§ STATED TASK: In the listing below, how many lines contain the string "title"? Reply with the number only.

§ RECORDS TO PROCESS:
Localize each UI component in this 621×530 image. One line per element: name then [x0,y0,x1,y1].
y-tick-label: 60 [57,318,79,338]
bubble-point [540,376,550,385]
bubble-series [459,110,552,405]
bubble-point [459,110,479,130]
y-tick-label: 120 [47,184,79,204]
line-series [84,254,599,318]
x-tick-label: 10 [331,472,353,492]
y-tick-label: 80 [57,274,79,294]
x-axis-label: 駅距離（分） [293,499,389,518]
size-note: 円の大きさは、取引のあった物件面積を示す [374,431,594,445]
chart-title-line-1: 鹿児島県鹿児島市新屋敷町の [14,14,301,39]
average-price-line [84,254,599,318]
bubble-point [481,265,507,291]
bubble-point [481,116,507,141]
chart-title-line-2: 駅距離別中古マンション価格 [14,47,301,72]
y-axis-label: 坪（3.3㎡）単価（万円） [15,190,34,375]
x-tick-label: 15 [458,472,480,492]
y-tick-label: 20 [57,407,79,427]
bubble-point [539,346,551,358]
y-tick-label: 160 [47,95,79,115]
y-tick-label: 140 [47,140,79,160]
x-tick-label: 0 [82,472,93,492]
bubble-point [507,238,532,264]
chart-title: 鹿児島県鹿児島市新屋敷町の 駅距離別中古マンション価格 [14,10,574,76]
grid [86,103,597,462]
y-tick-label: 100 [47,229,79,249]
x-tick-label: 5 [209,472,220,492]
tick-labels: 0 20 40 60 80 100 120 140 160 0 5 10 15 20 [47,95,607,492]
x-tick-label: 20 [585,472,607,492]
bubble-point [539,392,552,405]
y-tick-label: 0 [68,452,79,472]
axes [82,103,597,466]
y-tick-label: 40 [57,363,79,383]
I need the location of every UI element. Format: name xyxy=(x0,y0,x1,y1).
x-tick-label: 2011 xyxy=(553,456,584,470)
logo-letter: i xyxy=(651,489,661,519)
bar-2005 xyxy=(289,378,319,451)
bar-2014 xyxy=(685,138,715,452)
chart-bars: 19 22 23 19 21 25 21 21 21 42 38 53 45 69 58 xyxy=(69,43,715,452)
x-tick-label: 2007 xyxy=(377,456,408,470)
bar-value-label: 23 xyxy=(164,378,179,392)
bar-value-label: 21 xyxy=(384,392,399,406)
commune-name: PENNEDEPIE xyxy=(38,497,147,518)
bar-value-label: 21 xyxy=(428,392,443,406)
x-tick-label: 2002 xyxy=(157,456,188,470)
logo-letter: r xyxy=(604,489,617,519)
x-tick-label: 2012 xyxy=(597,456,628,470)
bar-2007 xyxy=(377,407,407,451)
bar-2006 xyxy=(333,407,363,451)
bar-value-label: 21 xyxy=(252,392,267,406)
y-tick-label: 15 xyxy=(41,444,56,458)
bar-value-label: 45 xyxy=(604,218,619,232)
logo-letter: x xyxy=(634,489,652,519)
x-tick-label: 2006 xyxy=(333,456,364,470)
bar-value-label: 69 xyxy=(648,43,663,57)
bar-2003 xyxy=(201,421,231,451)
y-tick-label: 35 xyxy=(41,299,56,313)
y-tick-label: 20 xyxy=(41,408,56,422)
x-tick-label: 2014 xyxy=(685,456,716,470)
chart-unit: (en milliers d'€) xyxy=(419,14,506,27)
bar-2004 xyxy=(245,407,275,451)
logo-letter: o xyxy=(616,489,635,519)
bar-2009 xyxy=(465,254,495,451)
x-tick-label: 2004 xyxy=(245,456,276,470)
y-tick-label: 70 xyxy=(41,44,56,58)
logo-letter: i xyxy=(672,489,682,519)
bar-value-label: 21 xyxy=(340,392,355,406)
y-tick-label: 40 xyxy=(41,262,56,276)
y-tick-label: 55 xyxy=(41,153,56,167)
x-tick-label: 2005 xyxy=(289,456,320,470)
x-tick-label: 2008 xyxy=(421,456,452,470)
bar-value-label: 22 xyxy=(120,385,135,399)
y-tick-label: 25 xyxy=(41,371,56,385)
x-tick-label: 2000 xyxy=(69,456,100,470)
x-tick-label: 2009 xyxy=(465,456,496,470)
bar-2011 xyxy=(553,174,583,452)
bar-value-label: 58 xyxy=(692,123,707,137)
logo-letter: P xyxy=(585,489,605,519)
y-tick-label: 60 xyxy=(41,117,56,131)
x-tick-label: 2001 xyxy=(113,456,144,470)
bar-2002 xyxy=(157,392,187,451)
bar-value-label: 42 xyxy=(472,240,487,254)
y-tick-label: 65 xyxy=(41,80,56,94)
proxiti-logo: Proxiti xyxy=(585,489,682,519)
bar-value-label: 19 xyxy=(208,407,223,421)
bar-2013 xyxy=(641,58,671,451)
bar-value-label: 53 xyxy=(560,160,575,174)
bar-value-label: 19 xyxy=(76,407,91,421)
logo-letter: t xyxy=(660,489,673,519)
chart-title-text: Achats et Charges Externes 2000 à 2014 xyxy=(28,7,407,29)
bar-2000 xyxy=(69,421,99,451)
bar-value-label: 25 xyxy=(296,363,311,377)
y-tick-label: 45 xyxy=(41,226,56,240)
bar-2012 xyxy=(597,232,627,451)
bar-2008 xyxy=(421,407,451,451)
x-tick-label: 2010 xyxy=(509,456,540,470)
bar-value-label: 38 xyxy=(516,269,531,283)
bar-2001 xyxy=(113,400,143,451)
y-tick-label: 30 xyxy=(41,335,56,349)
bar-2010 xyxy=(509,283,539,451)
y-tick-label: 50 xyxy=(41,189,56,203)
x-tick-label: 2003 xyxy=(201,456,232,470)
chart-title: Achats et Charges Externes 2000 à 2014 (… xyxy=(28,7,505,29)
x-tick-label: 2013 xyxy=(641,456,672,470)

§ FULL SOLUTION: 5